▶ _Exercise objective_
Copy each line of the following items word for word.

[Labeled box items]
↓↓↓

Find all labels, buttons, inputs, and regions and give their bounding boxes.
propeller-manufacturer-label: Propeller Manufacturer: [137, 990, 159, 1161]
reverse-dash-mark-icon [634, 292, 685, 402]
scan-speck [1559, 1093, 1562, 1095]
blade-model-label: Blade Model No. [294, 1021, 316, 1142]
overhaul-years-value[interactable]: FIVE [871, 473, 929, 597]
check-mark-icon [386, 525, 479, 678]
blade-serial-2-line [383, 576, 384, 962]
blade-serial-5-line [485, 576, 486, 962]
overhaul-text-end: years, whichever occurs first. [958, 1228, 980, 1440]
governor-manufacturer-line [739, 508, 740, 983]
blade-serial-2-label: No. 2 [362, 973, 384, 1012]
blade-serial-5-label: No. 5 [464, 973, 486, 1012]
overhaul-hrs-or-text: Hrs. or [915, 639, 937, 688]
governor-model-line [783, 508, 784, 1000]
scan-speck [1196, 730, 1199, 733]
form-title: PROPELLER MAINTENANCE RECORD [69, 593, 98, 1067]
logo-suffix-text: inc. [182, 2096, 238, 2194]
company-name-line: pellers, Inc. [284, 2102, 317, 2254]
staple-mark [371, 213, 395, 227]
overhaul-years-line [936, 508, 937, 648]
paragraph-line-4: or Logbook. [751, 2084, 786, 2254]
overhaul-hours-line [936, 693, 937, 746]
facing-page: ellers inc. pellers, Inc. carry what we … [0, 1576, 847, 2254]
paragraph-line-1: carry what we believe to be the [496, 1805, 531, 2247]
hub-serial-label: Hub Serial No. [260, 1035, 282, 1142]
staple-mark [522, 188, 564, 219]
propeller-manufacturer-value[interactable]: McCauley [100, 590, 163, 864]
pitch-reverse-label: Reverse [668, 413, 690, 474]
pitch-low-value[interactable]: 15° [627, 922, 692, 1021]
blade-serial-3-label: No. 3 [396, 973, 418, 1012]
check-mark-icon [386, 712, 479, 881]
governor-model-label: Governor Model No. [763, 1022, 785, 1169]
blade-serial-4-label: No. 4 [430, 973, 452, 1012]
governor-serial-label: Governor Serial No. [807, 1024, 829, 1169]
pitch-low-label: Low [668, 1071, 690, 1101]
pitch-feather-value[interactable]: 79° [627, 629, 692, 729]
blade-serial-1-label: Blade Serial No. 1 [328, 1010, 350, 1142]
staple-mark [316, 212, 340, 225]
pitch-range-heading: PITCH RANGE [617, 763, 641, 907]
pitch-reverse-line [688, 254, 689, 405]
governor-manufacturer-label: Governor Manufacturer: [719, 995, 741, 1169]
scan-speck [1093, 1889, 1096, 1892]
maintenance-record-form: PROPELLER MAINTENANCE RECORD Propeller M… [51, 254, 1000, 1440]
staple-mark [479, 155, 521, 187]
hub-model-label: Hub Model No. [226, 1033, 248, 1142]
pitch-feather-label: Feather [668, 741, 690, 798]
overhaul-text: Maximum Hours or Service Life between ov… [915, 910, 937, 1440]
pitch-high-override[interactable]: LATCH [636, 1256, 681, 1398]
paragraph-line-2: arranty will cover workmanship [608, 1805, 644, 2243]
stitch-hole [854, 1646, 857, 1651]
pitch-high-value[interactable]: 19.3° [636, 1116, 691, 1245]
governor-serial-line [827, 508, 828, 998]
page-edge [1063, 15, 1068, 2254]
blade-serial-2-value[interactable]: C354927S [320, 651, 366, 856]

↑↑↑

▶ _Written response_
Find all labels, buttons, inputs, and regions and give their bounding boxes.
propeller-manufacturer-label: Propeller Manufacturer: [137, 990, 159, 1161]
reverse-dash-mark-icon [634, 292, 685, 402]
scan-speck [1559, 1093, 1562, 1095]
blade-model-label: Blade Model No. [294, 1021, 316, 1142]
overhaul-years-value[interactable]: FIVE [871, 473, 929, 597]
check-mark-icon [386, 525, 479, 678]
blade-serial-2-line [383, 576, 384, 962]
blade-serial-5-line [485, 576, 486, 962]
overhaul-text-end: years, whichever occurs first. [958, 1228, 980, 1440]
governor-manufacturer-line [739, 508, 740, 983]
blade-serial-2-label: No. 2 [362, 973, 384, 1012]
blade-serial-5-label: No. 5 [464, 973, 486, 1012]
overhaul-hrs-or-text: Hrs. or [915, 639, 937, 688]
governor-model-line [783, 508, 784, 1000]
scan-speck [1196, 730, 1199, 733]
form-title: PROPELLER MAINTENANCE RECORD [69, 593, 98, 1067]
logo-suffix-text: inc. [182, 2096, 238, 2194]
company-name-line: pellers, Inc. [284, 2102, 317, 2254]
staple-mark [371, 213, 395, 227]
overhaul-years-line [936, 508, 937, 648]
paragraph-line-4: or Logbook. [751, 2084, 786, 2254]
overhaul-hours-line [936, 693, 937, 746]
facing-page: ellers inc. pellers, Inc. carry what we … [0, 1576, 847, 2254]
paragraph-line-1: carry what we believe to be the [496, 1805, 531, 2247]
hub-serial-label: Hub Serial No. [260, 1035, 282, 1142]
staple-mark [522, 188, 564, 219]
propeller-manufacturer-value[interactable]: McCauley [100, 590, 163, 864]
pitch-reverse-label: Reverse [668, 413, 690, 474]
pitch-low-value[interactable]: 15° [627, 922, 692, 1021]
blade-serial-3-label: No. 3 [396, 973, 418, 1012]
check-mark-icon [386, 712, 479, 881]
governor-model-label: Governor Model No. [763, 1022, 785, 1169]
blade-serial-4-label: No. 4 [430, 973, 452, 1012]
governor-serial-label: Governor Serial No. [807, 1024, 829, 1169]
pitch-low-label: Low [668, 1071, 690, 1101]
pitch-feather-value[interactable]: 79° [627, 629, 692, 729]
blade-serial-1-label: Blade Serial No. 1 [328, 1010, 350, 1142]
staple-mark [316, 212, 340, 225]
pitch-range-heading: PITCH RANGE [617, 763, 641, 907]
pitch-reverse-line [688, 254, 689, 405]
governor-manufacturer-label: Governor Manufacturer: [719, 995, 741, 1169]
scan-speck [1093, 1889, 1096, 1892]
maintenance-record-form: PROPELLER MAINTENANCE RECORD Propeller M… [51, 254, 1000, 1440]
staple-mark [479, 155, 521, 187]
hub-model-label: Hub Model No. [226, 1033, 248, 1142]
pitch-feather-label: Feather [668, 741, 690, 798]
overhaul-text: Maximum Hours or Service Life between ov… [915, 910, 937, 1440]
pitch-high-override[interactable]: LATCH [636, 1256, 681, 1398]
paragraph-line-2: arranty will cover workmanship [608, 1805, 644, 2243]
stitch-hole [854, 1646, 857, 1651]
pitch-high-value[interactable]: 19.3° [636, 1116, 691, 1245]
governor-serial-line [827, 508, 828, 998]
page-edge [1063, 15, 1068, 2254]
blade-serial-2-value[interactable]: C354927S [320, 651, 366, 856]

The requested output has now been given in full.